— YANG PERLU DIKERJAKAN —
1) Kapan Museum Etnografi Universitas Airlangga didirikan menurut teks bacaan?
2) Ubahlah bagian teks bacaan dari "SURABAYA, Beritalima.com |" sampai "pada tahun 2016." dengan mengganti "tiga tahun" menjadi "empat tahun", lalu tuliskan bagian itu.

— TEKS BACAAN —
_ _ _
SURABAYA, Beritalima.com |
Museum Etnografi Universitas Airlangga didirikan pada 25 September 2005 bersamaan dengan Dies Natalis Departemen Antropologi FISIP. Museum Etnografi sempat direnovasi pada tahun 2015 dan mendapatkan renovasi melalui pendanaan dari Direktorat PCBM Kementerian Pendidikan dan Kebudayaan Republik Indonesia. Bahkan selama tiga tahun berturut-turut Museum Etnografi UNAIR mendapat bantuan pendanaan dari kementerian sehingga museum ini baru dibuka kembali pada tahun 2016.
Dr. Phil Toetik Koesbardiati, selaku pendiri Museum Etnografi FISIP UNAIR memaparkan bahwa melalui renovasi pada Museum Etnografi UNAIR juga memiliki makna terhadap revitalisasi museum, penataan tema museum, dan semua persyaratan sebuah museum sebagai arena pendidikan, rekreasi, dan penelitian.
“Tema yang dikembangkan oleh Museum Etnografi ialah tema kematian, sebuah tema yang jarang dibicarakan dalam dunia pendidikan. Terkait dengan kematian ini memiliki dasar keilmuan juga inline dengan kurikulum di Departemen Antropologi, FISIP,” ujarnya.
Lebih lanjut, Toetik menegaskan dengan kehadiran Museum Etnografi UNAIR telah mendukung Sustainable Development Goals (SDGs) UNAIR dalam sektor sustainable cities and communities, indicator public access to museums.
_ _ _
— DATA TERCATAT —
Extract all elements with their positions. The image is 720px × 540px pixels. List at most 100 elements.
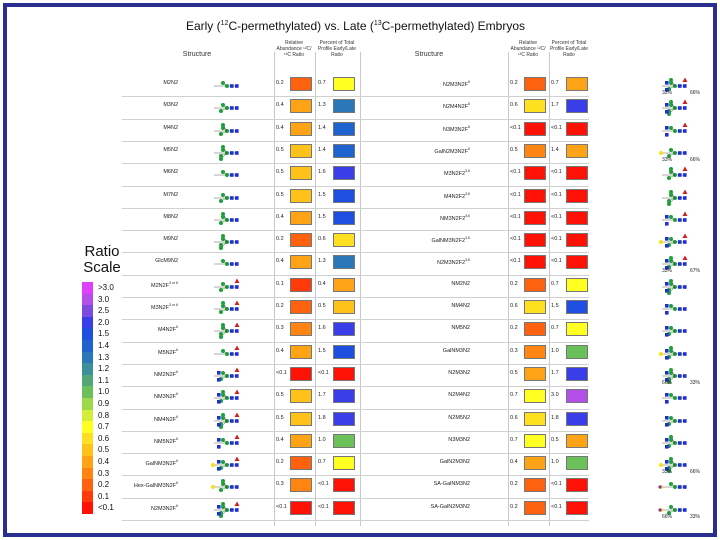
relative-abundance-swatch	[524, 188, 546, 203]
percent-profile-value: 0.4	[318, 280, 326, 287]
structure-name: N2M5N2	[416, 415, 470, 421]
structure-name: M8N2	[124, 214, 178, 220]
structure-name-superscript: 6	[176, 414, 178, 419]
scale-step: 0.3	[82, 467, 142, 480]
column-divider	[360, 52, 361, 526]
structure-name-superscript: 6	[176, 392, 178, 397]
structure-name-text: NM2N2F	[154, 371, 177, 378]
structure-name-superscript: 6	[468, 146, 470, 151]
scale-label: 1.1	[98, 375, 110, 385]
isomer-percent: 33%	[662, 469, 673, 476]
scale-step: 1.0	[82, 386, 142, 398]
scale-step: 1.5	[82, 328, 142, 340]
structure-name-text: SA-GalN2M3N2	[430, 503, 470, 510]
structure-name-text: N2M4N2F	[442, 104, 469, 111]
row-divider	[122, 363, 589, 365]
relative-abundance-swatch	[290, 77, 312, 91]
scale-step: >3.0	[82, 282, 142, 294]
percent-profile-swatch	[566, 210, 588, 225]
structure-name-text: M3N2	[163, 102, 178, 109]
relative-abundance-value: 0.3	[510, 347, 518, 354]
relative-abundance-value: 0.2	[276, 236, 284, 243]
row-divider	[122, 430, 589, 432]
structure-name-text: GalN2M3N2F	[434, 148, 469, 155]
percent-profile-value: 1.3	[318, 258, 326, 265]
glycan-structure-icon	[662, 278, 687, 295]
relative-abundance-swatch	[524, 456, 546, 471]
scale-swatch	[82, 467, 93, 480]
glycan-structure-icon	[214, 345, 240, 356]
structure-name-text: M4N2	[163, 124, 178, 131]
scale-swatch	[82, 409, 93, 422]
relative-abundance-value: 0.5	[276, 146, 284, 153]
percent-profile-swatch	[566, 411, 588, 426]
scale-swatch	[82, 490, 93, 503]
glycan-structure-icon	[211, 456, 240, 471]
row-divider	[122, 185, 589, 187]
isomer-percent: 66%	[690, 469, 701, 476]
isomer-percent: 66%	[662, 513, 673, 520]
relative-abundance-swatch	[290, 344, 312, 359]
glycan-structure-icon	[662, 326, 687, 337]
glycan-structure-icon	[659, 147, 687, 158]
percent-profile-swatch	[333, 210, 355, 225]
scale-label: 0.6	[98, 433, 110, 443]
scale-step: 3.0	[82, 293, 142, 306]
relative-abundance-value: 0.2	[510, 481, 518, 488]
percent-profile-value: 1.0	[318, 436, 326, 443]
scale-swatch	[82, 363, 93, 375]
scale-step: 0.9	[82, 398, 142, 410]
isomer-percent: 33%	[662, 156, 673, 163]
percent-profile-swatch	[333, 255, 355, 270]
scale-label: 0.4	[98, 457, 110, 466]
structure-name-text: Hex-GalNM3N2F	[133, 483, 177, 490]
relative-abundance-value: 0.4	[276, 258, 284, 265]
row-divider	[122, 118, 589, 120]
percent-profile-value: 1.5	[551, 303, 559, 309]
structure-name-text: N2M3N2	[448, 369, 470, 376]
percent-profile-swatch	[566, 322, 588, 337]
structure-name-text: M3N2F2	[444, 171, 466, 178]
relative-abundance-value: 0.2	[510, 503, 518, 510]
structure-name: M7N2	[124, 192, 178, 198]
percent-profile-swatch	[333, 366, 355, 381]
structure-name: N3M3N2F6	[416, 125, 470, 133]
structure-name-text: N2M3N2F	[442, 81, 469, 88]
glycan-structure-icon	[214, 501, 240, 518]
structure-name: SA-GalNM3N2	[416, 481, 470, 487]
relative-abundance-value: 0.2	[510, 280, 518, 287]
relative-abundance-value: 0.7	[510, 392, 518, 399]
structure-name-superscript: 6	[176, 369, 178, 374]
relative-abundance-value: 0.4	[276, 436, 284, 443]
isomer-percent: 33%	[662, 90, 673, 96]
structure-name: NM4N2F6	[124, 415, 178, 423]
relative-abundance-swatch	[290, 121, 312, 136]
percent-profile-swatch	[333, 433, 355, 448]
scale-step: 1.1	[82, 374, 142, 387]
isomer-percent: 33%	[690, 513, 701, 520]
percent-profile-value: 0.7	[551, 325, 559, 332]
structure-name-superscript: 3 or 6	[169, 280, 178, 285]
scale-label: 1.5	[98, 329, 110, 339]
structure-name: N2M4N2F6	[416, 102, 470, 110]
relative-abundance-swatch	[524, 277, 546, 292]
isomer-percent: 33%	[662, 268, 673, 275]
structure-name: N2M3N2	[416, 370, 470, 376]
scale-label: 2.5	[98, 306, 110, 316]
title-part: C-permethylated) Embryos	[381, 19, 526, 33]
row-divider	[122, 408, 589, 410]
left-percent-header: Percent of Total Profile Early/Late Rati…	[317, 40, 357, 58]
structure-name-superscript: 3,6	[465, 169, 470, 174]
relative-abundance-swatch	[290, 322, 312, 337]
structure-name-text: GalNM3N2F	[145, 460, 177, 467]
glycan-structure-icon	[214, 170, 239, 178]
relative-abundance-value: <0.1	[510, 191, 521, 198]
relative-abundance-swatch	[290, 389, 312, 404]
relative-abundance-value: 0.6	[510, 303, 518, 309]
percent-profile-swatch	[333, 77, 355, 91]
structure-name-superscript: 3,6	[465, 191, 470, 196]
relative-abundance-value: 0.4	[276, 102, 284, 109]
scale-step: 0.4	[82, 456, 142, 468]
structure-name-superscript: 6	[176, 459, 178, 464]
percent-profile-value: 1.7	[551, 369, 559, 376]
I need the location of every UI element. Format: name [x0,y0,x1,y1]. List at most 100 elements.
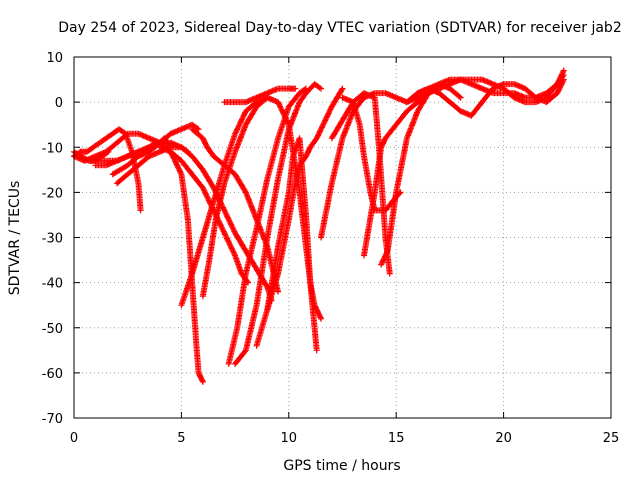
data-point [103,131,115,142]
data-point [361,153,374,194]
data-point [242,303,260,354]
data-point [285,100,302,133]
series-arc12 [225,85,309,367]
series-arc16 [221,85,299,106]
x-tick-label: 10 [281,431,298,446]
data-point [292,85,299,92]
data-point [378,136,388,151]
series-arc24 [446,67,567,106]
data-point [303,86,313,97]
x-tick-label: 25 [603,431,620,446]
data-point [403,109,421,142]
data-point [232,109,249,137]
data-point [199,166,216,190]
data-point [96,136,108,146]
data-point [350,99,363,127]
data-point [253,308,270,349]
data-point [543,91,560,106]
data-point [264,177,281,241]
data-point [232,252,244,276]
data-point [446,85,463,100]
x-tick-label: 0 [70,431,78,446]
data-point [468,100,485,119]
data-point [285,154,296,196]
data-point [242,189,259,221]
data-point [292,163,303,187]
data-point [212,181,227,223]
x-axis-label: GPS time / hours [283,458,400,474]
y-tick-label: -70 [42,412,63,427]
data-point [232,348,248,367]
data-point [296,154,309,169]
series-arc18 [328,90,393,277]
data-point [77,153,91,164]
data-point [318,85,325,92]
data-point [221,230,238,258]
data-point [285,91,302,110]
data-point [446,99,463,114]
data-point [339,109,356,142]
data-point [403,100,420,115]
data-point [328,118,345,142]
data-point [264,136,281,182]
data-point [554,68,567,88]
data-point [479,86,495,106]
data-point [98,149,111,160]
data-point [543,82,560,101]
data-point [189,236,206,277]
data-point [232,123,249,155]
data-point [378,249,390,268]
axis-ticks [73,56,612,419]
series-arc14 [253,135,325,349]
y-tick-label: -30 [42,232,63,247]
data-point [522,85,538,100]
data-point [199,258,212,300]
data-point [403,91,420,106]
data-point [221,150,238,187]
data-point [307,136,319,151]
data-point [414,91,431,115]
data-point [313,347,320,354]
y-tick-label: 10 [46,51,63,66]
grid [74,57,611,418]
data-point [500,85,517,100]
data-point [193,342,202,375]
x-tick-label: 20 [495,431,512,446]
data-point [253,177,270,232]
data-point [313,123,326,142]
data-point [436,90,452,105]
data-point [178,272,195,309]
data-points [71,67,567,385]
data-point [320,105,335,128]
data-point [371,94,382,149]
data-point [318,181,335,241]
data-point [275,190,292,250]
data-point [285,181,298,223]
data-point [303,211,314,285]
y-tick-label: 0 [55,96,63,111]
data-point [90,140,102,151]
data-point [199,378,206,385]
x-tick-label: 5 [177,431,185,446]
data-point [225,326,240,367]
data-point [234,272,249,331]
data-point [382,122,399,142]
y-tick-label: -50 [42,322,63,337]
data-point [242,104,259,128]
data-point [318,315,325,322]
data-point [311,302,324,321]
data-point [210,163,227,205]
data-point [114,172,130,187]
data-point [109,163,130,178]
data-point [114,131,130,146]
y-axis-label: SDTVAR / TECUs [7,181,23,296]
y-tick-label: -60 [42,367,63,382]
data-point [135,154,151,169]
data-point [275,105,292,142]
data-point [204,144,216,158]
data-point [189,279,200,348]
data-point [124,154,141,169]
data-point [178,157,195,177]
data-point [275,288,282,295]
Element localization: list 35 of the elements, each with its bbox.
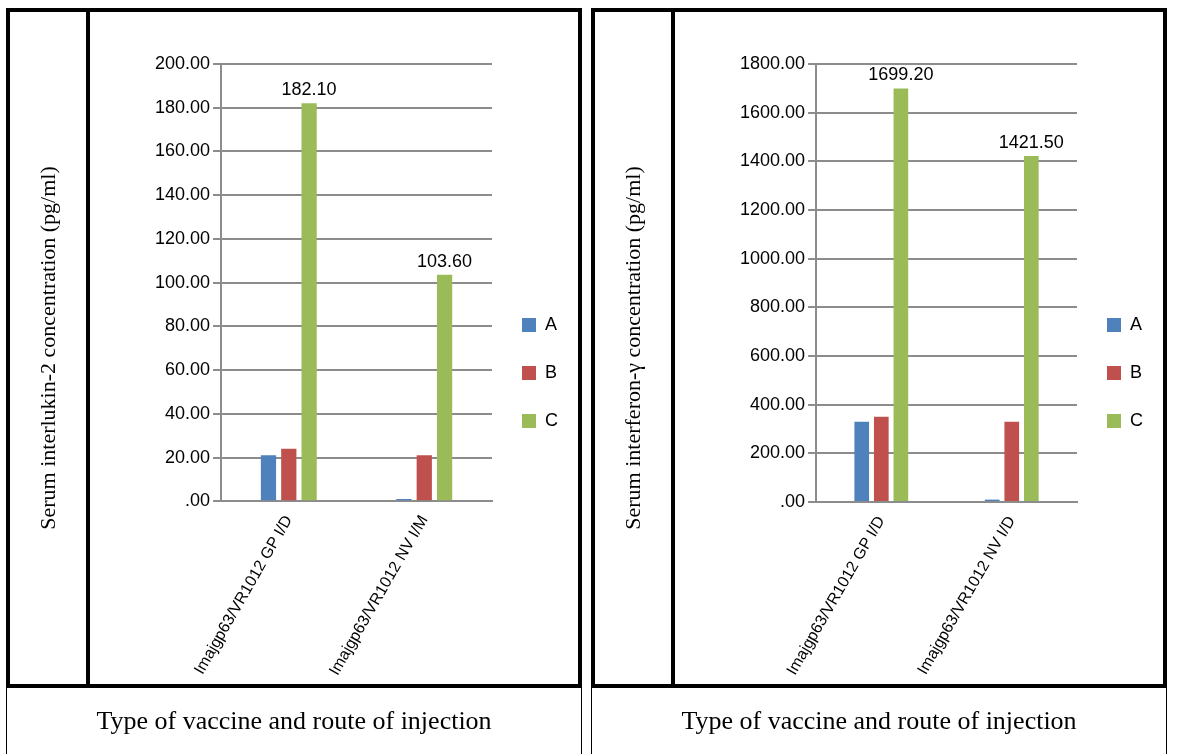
y-tick-label: 200.00 [750,442,806,463]
y-tick-label: 180.00 [154,96,211,117]
y-tick-label: 20.00 [165,446,211,467]
legend-label: A [1130,313,1143,334]
data-label: 182.10 [281,79,337,100]
y-tick-label: 140.00 [154,184,211,205]
y-tick-label: 1600.00 [739,101,806,122]
y-tick-label: 160.00 [154,140,211,161]
legend-label: B [545,361,558,382]
x-axis-title: Type of vaccine and route of injection [591,688,1167,754]
y-tick-label: 1800.00 [739,52,806,73]
x-axis-title: Type of vaccine and route of injection [6,688,582,754]
legend-label: C [545,409,558,430]
y-tick-label: 40.00 [165,402,211,423]
y-tick-label: .00 [185,490,211,511]
y-tick-label: 60.00 [165,359,211,380]
y-tick-label: .00 [780,491,806,512]
legend-label: A [545,313,558,334]
data-label: 1421.50 [998,132,1064,153]
data-label: 1699.20 [868,64,934,85]
y-tick-label: 80.00 [165,315,211,336]
y-tick-label: 400.00 [750,393,806,414]
y-axis-title: Serum interferon-γ concentration (pg/ml) [620,166,646,530]
y-axis-title: Serum interlukin-2 concentration (pg/ml) [35,166,61,530]
y-tick-label: 1000.00 [739,247,806,268]
y-tick-label: 600.00 [750,345,806,365]
y-tick-label: 1200.00 [739,198,806,219]
legend-label: B [1130,361,1143,382]
y-tick-label: 1400.00 [739,150,806,171]
y-tick-label: 120.00 [154,227,211,248]
y-tick-label: 100.00 [154,271,211,292]
legend-label: C [1130,409,1143,430]
y-tick-label: 200.00 [154,52,211,73]
data-label: 103.60 [417,250,473,271]
y-tick-label: 800.00 [750,296,806,317]
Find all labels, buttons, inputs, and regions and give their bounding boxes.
_ _ _
— JAWABAN TIAP TUGAS —
1) Pada 25 September 2005.

2)
SURABAYA, Beritalima.com |
Museum Etnografi Universitas Airlangga didirikan pada 25 September 2005 bersamaan dengan Dies Natalis Departemen Antropologi FISIP. Museum Etnografi sempat direnovasi pada tahun 2015 dan mendapatkan renovasi melalui pendanaan dari Direktorat PCBM Kementerian Pendidikan dan Kebudayaan Republik Indonesia. Bahkan selama empat tahun berturut-turut Museum Etnografi UNAIR mendapat bantuan pendanaan dari kementerian sehingga museum ini baru dibuka kembali pada tahun 2016.